# What you have to do
Your answer should be a single number: the count of lines that include "structured".

# Provided records
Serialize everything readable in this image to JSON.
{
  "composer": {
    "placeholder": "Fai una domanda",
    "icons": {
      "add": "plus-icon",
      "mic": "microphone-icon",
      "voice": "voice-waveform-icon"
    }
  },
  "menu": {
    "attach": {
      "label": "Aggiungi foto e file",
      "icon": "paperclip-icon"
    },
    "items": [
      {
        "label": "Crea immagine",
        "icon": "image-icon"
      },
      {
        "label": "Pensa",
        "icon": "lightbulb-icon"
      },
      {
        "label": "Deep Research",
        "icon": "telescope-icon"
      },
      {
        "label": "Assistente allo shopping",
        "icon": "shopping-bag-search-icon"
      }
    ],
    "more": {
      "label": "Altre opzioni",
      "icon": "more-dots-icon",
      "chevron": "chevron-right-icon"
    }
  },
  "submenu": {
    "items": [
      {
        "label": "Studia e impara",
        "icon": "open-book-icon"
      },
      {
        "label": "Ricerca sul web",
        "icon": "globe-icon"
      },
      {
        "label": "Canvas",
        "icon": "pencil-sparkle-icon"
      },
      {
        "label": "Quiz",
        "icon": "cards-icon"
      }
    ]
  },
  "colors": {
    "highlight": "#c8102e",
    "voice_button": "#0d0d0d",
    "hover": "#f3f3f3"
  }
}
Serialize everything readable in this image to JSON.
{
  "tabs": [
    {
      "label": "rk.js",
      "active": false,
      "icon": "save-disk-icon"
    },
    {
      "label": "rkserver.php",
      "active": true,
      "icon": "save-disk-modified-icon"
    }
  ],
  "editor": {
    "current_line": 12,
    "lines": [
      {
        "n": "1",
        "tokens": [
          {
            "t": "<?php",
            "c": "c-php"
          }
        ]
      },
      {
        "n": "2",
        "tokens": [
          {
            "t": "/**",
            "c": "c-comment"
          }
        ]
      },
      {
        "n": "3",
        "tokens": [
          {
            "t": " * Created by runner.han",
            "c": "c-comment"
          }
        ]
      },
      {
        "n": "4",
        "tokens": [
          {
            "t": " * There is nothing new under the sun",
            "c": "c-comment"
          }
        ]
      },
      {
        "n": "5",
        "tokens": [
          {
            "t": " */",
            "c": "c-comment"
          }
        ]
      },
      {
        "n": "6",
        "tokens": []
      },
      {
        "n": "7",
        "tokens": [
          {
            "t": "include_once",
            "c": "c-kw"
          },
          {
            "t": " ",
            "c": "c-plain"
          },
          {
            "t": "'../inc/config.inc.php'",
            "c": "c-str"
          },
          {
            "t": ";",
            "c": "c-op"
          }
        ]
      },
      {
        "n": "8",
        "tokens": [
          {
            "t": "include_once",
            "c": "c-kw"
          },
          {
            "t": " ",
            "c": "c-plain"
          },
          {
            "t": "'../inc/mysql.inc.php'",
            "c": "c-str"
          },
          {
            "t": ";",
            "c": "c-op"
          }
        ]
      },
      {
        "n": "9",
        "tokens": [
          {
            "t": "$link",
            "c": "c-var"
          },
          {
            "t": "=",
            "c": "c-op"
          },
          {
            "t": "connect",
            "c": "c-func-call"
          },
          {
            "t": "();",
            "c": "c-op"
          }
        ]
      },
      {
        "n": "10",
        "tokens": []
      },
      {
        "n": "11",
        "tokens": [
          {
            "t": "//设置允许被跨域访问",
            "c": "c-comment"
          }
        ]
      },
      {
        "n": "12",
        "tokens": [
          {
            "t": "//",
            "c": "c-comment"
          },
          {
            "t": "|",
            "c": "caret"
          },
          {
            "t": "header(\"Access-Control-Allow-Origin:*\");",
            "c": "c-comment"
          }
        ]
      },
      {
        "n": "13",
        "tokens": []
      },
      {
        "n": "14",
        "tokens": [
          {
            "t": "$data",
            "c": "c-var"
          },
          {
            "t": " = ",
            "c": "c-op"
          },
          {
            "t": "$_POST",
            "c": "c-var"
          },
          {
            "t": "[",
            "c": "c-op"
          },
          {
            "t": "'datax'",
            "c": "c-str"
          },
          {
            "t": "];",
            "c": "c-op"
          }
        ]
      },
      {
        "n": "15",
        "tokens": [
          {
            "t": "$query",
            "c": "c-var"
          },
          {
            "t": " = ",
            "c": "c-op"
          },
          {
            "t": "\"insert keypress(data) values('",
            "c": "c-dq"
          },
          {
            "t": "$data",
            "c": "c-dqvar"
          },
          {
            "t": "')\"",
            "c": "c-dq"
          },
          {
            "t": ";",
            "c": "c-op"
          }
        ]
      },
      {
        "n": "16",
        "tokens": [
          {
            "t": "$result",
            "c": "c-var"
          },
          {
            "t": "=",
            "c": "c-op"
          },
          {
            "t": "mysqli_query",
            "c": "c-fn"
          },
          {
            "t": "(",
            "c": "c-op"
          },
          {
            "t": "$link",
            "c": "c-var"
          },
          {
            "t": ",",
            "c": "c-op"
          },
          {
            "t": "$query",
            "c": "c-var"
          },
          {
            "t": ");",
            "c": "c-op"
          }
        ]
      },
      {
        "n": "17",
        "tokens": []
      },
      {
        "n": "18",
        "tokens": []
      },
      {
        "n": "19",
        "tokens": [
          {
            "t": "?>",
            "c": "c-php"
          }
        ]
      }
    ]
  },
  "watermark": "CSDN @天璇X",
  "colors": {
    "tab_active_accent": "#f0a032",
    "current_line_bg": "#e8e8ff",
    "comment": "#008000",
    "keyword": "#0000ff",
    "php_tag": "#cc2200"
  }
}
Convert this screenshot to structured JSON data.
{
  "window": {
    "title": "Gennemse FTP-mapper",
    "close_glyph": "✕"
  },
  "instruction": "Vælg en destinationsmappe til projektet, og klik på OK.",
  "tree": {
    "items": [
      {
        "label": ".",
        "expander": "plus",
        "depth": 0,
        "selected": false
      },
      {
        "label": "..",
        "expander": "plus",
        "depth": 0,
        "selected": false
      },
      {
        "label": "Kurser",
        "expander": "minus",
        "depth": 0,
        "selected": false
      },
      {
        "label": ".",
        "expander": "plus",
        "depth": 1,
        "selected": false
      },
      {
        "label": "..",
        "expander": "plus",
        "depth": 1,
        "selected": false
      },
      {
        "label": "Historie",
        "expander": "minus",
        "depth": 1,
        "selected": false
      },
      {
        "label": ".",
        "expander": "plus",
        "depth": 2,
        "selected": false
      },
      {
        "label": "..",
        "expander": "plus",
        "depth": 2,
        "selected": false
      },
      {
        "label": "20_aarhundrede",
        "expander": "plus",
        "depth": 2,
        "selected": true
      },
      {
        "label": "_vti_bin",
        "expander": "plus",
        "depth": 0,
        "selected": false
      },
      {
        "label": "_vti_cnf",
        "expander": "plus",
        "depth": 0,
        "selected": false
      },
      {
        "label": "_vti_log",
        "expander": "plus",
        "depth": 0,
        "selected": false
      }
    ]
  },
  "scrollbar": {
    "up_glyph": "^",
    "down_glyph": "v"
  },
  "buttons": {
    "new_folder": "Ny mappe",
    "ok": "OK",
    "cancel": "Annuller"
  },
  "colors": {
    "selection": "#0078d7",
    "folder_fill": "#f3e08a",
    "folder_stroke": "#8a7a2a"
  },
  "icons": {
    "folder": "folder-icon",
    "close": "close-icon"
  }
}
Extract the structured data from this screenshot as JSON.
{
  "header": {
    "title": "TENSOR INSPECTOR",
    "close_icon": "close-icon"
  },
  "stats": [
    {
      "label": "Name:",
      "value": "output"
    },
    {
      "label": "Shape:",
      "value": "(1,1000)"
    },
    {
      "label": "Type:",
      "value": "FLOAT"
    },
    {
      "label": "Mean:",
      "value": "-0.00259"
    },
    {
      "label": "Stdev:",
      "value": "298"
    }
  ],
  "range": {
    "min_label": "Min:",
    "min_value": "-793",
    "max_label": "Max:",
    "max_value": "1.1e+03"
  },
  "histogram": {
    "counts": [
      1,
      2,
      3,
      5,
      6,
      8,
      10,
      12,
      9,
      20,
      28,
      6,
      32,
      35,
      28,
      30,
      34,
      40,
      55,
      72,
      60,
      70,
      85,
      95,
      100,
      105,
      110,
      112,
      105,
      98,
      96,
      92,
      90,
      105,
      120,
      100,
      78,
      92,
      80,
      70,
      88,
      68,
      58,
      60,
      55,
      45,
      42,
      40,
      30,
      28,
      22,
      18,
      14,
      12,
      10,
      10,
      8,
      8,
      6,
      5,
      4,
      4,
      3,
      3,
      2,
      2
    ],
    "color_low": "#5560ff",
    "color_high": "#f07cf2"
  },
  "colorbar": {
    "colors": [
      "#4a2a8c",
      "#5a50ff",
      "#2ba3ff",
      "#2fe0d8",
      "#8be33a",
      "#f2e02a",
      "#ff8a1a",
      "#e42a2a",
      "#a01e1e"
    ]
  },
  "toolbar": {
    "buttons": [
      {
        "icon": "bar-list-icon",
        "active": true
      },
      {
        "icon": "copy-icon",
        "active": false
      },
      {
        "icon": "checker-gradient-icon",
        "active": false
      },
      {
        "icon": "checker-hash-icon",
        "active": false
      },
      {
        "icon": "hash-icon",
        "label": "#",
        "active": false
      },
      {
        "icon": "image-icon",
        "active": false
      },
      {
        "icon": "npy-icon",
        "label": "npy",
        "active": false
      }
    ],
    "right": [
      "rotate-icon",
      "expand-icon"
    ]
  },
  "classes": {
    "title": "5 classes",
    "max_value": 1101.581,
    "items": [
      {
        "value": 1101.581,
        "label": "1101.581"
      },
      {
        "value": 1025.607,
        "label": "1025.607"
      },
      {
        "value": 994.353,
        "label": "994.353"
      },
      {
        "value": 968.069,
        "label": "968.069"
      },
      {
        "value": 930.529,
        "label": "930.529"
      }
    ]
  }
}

# Reply to the exercise
2